Recopiez mot pour mot, du début à la fin, le texte consacré à la fête de la Pentecôte.

◆ **Extrait retenu**
»»

La Pentecôte. Manuscrit enluminé réalisé en Turquie et daté de 1386. J. Paul Getty Museum, Los Angeles (Wikipedia).

Le temps de l’Esprit : une ère nouvelle

Julienne CôtéJulienne Côté | Pentecôte (C) – 9 juin 2019

Le Paraclet, Jésus et le Père : Jean 14, 15-16.23b-26
Les lectures : Actes des Apôtres 2, 1-11 ; Psaume 103 (104) ; Romains 8, 8-17
Les citations bibliques sont tirées de la Traduction liturgique officielle.

En cette fête de plénitude, notre communauté chrétienne accueille et célèbre l’Esprit qui nous enseigne, nous guide et nous renouvelle.

Après le lavement des pieds qui exprime le service d’autrui, l’évangéliste Jean évoque le discours d’adieu de Jésus, présenté dans les chapitres 14 à 16, que nous aurions avantage à parcourir pour mieux approfondir le rôle et la fonction de l’Esprit. Dans les deux extraits choisis en ce dimanche, on découvre l’Esprit sous deux angles.

L’Esprit de vérité, le Défenseur

Les lectures de ce jour nous plongent dans le vécu des disciples envahis par le don de l’Esprit. Ils ont connu le tragique événement de la mort de leur Maître qui a pris soin, avant son départ, de leur annoncer le don de l’Esprit. Celui-ci envahira leurs cœurs de l’amour du Père et du Fils, et assurera un nouveau commencement. Il viendra comme un violent coup de vent, comme un feu ardent.

««

◆ **Données extraites**
»»

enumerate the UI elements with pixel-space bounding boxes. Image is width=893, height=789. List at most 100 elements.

««
»»

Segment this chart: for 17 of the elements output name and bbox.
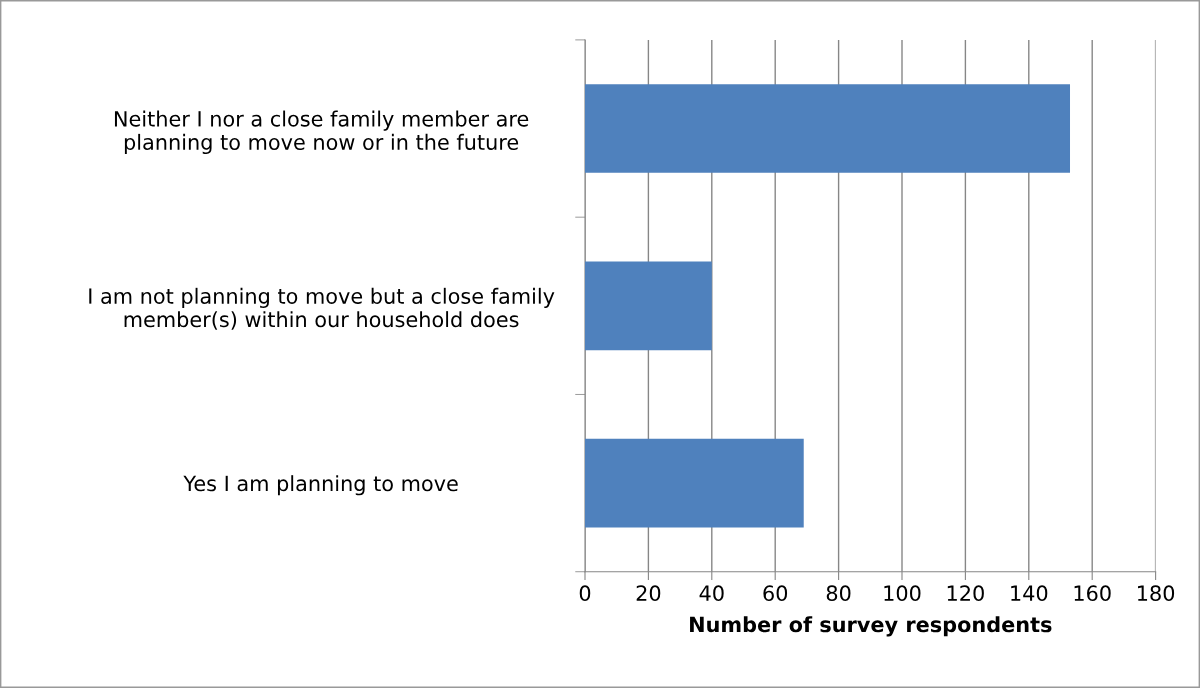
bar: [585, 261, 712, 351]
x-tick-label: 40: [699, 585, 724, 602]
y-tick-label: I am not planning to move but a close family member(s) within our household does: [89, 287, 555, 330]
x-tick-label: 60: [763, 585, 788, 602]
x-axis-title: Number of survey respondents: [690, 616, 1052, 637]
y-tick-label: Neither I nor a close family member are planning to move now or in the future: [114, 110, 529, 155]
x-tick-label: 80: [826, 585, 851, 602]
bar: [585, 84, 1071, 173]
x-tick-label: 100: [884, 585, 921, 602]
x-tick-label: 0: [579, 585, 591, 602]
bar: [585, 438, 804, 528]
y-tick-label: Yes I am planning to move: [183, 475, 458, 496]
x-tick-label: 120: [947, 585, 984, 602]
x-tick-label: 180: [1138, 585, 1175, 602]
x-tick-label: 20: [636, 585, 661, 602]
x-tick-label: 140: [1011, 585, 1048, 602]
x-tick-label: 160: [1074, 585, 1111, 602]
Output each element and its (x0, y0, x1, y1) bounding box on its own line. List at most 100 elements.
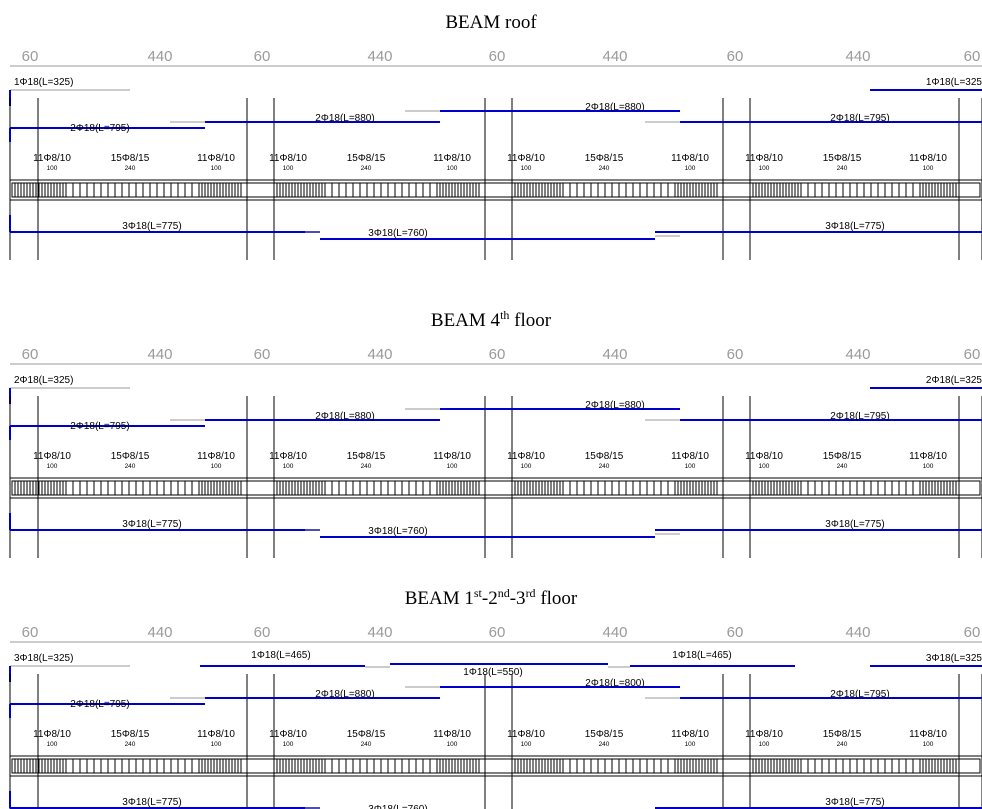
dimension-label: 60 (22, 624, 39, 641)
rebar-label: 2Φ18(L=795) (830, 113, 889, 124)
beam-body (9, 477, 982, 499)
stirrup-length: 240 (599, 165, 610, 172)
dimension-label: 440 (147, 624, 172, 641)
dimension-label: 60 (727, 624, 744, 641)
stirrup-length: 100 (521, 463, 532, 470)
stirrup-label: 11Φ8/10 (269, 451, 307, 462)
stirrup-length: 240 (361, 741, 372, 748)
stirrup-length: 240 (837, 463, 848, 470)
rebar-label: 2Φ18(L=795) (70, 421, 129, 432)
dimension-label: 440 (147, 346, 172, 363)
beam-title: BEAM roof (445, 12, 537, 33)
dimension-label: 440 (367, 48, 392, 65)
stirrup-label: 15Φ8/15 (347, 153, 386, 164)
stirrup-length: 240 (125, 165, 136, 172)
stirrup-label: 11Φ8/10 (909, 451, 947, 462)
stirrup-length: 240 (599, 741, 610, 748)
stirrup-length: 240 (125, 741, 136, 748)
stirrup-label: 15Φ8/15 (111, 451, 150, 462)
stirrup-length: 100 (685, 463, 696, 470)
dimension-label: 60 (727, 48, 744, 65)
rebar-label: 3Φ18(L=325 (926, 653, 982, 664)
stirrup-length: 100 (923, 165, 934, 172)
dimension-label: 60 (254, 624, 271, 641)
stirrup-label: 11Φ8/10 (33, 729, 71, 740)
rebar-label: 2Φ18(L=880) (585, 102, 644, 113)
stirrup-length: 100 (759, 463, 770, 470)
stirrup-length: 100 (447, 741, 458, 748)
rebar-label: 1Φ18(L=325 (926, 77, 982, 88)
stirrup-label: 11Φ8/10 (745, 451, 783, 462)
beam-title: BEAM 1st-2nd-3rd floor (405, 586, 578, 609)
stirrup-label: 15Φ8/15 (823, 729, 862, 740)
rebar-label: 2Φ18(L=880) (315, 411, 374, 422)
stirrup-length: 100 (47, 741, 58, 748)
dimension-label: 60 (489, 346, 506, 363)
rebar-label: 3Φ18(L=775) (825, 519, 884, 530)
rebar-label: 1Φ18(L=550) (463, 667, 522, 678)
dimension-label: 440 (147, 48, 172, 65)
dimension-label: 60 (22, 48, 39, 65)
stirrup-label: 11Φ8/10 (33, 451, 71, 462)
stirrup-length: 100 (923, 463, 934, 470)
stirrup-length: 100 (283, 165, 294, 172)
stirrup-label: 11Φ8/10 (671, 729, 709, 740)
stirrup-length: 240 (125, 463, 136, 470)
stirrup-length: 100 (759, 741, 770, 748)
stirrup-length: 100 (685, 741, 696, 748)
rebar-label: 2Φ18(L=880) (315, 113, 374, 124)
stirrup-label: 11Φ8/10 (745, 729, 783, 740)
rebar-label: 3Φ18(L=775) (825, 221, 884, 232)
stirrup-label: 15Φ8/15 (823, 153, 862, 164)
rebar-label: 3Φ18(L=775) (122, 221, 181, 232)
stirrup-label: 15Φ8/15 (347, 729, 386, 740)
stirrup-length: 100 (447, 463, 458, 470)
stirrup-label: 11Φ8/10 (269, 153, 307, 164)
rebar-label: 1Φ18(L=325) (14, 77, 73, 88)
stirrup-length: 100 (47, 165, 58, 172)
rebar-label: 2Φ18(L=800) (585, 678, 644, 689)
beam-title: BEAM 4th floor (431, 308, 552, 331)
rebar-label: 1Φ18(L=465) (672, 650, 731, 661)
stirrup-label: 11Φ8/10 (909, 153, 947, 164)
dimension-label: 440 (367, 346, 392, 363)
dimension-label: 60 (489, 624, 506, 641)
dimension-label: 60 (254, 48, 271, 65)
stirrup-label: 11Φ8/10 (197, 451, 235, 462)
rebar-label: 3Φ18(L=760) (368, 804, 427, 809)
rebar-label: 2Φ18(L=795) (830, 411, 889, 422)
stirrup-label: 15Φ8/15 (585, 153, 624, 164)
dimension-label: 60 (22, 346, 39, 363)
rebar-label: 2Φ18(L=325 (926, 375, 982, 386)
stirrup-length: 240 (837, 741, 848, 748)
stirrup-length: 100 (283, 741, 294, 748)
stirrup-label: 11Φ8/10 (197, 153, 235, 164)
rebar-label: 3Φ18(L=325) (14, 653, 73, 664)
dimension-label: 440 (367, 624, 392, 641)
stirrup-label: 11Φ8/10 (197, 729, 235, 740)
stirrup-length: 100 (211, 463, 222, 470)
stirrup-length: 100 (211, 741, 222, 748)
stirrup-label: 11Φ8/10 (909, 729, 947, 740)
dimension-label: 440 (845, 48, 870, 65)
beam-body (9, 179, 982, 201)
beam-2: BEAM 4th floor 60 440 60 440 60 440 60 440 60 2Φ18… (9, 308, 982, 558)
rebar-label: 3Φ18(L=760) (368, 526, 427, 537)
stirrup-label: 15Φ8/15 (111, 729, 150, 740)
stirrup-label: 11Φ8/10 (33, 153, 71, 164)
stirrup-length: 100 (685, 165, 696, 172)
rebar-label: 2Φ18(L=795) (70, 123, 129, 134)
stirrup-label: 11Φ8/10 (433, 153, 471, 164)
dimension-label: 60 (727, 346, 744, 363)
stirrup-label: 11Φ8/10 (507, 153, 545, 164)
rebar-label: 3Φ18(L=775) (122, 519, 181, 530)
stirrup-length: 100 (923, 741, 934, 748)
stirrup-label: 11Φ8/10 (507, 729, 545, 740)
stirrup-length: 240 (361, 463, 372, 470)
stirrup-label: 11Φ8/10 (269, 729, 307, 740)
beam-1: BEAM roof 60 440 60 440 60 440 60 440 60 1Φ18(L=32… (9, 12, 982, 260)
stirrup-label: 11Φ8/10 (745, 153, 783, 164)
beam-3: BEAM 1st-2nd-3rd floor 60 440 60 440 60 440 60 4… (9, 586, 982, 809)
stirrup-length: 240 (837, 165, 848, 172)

««
»»

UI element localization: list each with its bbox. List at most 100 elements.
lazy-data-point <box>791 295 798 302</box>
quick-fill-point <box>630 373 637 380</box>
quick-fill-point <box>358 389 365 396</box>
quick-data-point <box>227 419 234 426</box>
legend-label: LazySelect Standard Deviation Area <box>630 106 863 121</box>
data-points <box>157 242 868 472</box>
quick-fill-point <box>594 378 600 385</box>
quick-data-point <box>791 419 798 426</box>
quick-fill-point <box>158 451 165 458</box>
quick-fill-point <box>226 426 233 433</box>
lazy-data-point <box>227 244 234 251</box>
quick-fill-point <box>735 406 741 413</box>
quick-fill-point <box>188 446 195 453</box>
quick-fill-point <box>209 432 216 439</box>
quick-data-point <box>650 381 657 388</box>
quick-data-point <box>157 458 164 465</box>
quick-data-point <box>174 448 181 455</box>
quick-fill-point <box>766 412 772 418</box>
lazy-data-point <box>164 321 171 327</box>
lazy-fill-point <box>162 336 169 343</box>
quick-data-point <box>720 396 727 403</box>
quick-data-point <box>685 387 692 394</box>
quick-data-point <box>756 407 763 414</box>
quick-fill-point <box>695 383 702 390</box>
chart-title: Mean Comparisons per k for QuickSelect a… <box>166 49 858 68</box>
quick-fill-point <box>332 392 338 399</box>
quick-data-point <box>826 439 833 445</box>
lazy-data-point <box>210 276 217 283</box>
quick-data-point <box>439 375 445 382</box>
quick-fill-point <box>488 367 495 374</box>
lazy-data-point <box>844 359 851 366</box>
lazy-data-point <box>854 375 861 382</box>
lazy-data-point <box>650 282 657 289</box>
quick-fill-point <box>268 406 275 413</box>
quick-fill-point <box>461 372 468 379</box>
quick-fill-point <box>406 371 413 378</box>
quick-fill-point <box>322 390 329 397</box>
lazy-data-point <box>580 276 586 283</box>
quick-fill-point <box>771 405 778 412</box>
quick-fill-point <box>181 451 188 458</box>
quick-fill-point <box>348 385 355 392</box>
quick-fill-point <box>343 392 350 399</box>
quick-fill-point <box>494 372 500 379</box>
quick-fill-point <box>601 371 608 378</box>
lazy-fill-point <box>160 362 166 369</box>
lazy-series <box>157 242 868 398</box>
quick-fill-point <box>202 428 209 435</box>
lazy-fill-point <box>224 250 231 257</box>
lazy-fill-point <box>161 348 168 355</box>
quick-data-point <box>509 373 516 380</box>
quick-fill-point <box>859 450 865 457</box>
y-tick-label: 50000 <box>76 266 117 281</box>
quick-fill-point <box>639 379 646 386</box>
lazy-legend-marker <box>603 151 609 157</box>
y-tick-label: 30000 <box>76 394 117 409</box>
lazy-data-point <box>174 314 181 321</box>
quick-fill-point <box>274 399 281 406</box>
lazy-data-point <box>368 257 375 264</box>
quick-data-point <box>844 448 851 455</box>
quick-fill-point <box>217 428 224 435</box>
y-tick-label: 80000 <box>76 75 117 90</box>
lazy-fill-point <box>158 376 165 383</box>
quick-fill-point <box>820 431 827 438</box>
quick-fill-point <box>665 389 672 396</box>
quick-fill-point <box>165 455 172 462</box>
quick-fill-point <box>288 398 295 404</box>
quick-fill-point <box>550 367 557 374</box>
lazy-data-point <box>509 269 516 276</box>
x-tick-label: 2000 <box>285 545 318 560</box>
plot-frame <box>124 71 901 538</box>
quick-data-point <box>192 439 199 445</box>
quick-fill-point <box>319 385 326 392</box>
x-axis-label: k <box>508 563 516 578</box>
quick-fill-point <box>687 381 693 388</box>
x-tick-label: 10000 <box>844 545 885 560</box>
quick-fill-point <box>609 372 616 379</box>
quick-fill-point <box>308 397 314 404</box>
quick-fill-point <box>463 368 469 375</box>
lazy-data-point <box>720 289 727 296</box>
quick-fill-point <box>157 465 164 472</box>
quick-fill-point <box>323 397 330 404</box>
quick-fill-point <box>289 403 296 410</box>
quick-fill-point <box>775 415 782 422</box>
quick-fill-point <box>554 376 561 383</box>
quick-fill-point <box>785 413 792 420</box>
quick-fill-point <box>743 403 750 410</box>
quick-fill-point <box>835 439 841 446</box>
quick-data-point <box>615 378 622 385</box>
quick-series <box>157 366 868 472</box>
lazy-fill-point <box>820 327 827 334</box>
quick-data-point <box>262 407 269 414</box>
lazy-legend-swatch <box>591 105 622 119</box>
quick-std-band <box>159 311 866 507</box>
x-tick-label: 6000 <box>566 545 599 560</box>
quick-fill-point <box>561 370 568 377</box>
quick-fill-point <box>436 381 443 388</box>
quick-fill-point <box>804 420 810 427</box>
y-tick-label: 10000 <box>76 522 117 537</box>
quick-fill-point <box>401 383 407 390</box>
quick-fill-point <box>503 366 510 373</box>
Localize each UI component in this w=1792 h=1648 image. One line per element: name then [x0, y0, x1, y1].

««

◆ **Réponse attendue**
La Pentecôte. Manuscrit enluminé réalisé en Turquie et daté de 1386. J. Paul Getty Museum, Los Angeles (Wikipedia).

Le temps de l’Esprit : une ère nouvelle

Julienne CôtéJulienne Côté | Pentecôte (C) – 9 juin 2019

Le Paraclet, Jésus et le Père : Jean 14, 15-16.23b-26
Les lectures : Actes des Apôtres 2, 1-11 ; Psaume 103 (104) ; Romains 8, 8-17
Les citations bibliques sont tirées de la Traduction liturgique officielle.

En cette fête de plénitude, notre communauté chrétienne accueille et célèbre l’Esprit qui nous enseigne, nous guide et nous renouvelle.

Après le lavement des pieds qui exprime le service d’autrui, l’évangéliste Jean évoque le discours d’adieu de Jésus, présenté dans les chapitres 14 à 16, que nous aurions avantage à parcourir pour mieux approfondir le rôle et la fonction de l’Esprit. Dans les deux extraits choisis en ce dimanche, on découvre l’Esprit sous deux angles.

L’Esprit de vérité, le Défenseur

Les lectures de ce jour nous plongent dans le vécu des disciples envahis par le don de l’Esprit. Ils ont connu le tragique événement de la mort de leur Maître qui a pris soin, avant son départ, de leur annoncer le don de l’Esprit. Celui-ci envahira leurs cœurs de l’amour du Père et du Fils, et assurera un nouveau commencement. Il viendra comme un violent coup de vent, comme un feu ardent.